## STATED PROBLEM
Pull out every line with the word "title".

(Data records)
• • • •
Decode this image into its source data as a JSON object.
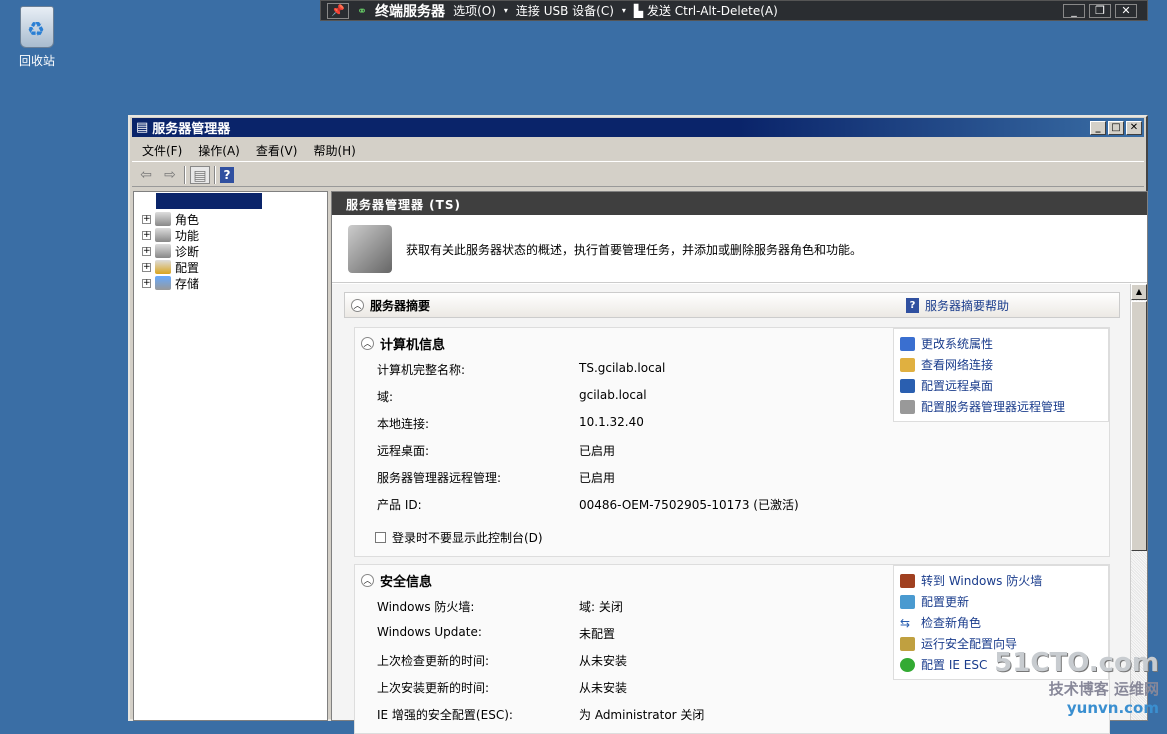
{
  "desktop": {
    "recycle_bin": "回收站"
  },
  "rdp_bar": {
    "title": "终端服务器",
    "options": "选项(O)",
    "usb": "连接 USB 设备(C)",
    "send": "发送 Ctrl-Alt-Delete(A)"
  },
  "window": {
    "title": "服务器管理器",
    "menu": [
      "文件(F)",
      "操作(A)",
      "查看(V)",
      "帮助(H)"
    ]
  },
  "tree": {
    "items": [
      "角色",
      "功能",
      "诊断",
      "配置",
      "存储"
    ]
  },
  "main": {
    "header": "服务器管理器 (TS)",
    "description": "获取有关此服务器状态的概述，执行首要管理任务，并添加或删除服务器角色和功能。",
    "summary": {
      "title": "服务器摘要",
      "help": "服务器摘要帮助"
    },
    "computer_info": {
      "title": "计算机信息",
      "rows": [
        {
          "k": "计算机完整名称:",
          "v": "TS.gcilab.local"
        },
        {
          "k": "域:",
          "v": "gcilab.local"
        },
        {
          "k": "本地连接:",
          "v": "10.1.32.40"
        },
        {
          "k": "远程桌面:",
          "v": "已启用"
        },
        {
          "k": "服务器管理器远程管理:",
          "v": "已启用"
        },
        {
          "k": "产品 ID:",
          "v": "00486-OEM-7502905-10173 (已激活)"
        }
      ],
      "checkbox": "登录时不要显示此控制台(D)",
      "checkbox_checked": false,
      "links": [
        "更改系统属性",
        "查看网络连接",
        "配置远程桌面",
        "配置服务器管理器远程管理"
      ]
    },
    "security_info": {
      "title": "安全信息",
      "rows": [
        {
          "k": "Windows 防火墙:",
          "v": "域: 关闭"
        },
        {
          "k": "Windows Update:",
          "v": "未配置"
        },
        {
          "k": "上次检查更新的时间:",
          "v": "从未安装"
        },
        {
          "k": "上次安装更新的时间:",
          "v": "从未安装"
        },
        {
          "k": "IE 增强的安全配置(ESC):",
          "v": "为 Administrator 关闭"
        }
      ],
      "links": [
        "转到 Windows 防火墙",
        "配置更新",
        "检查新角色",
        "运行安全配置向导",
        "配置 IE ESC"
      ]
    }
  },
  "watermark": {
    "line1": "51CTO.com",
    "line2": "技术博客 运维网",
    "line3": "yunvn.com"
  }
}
• • • •
## RESPONSE
    "title": "终端服务器",
    "title": "服务器管理器",
      "title": "服务器摘要",
      "title": "计算机信息",
      "title": "安全信息",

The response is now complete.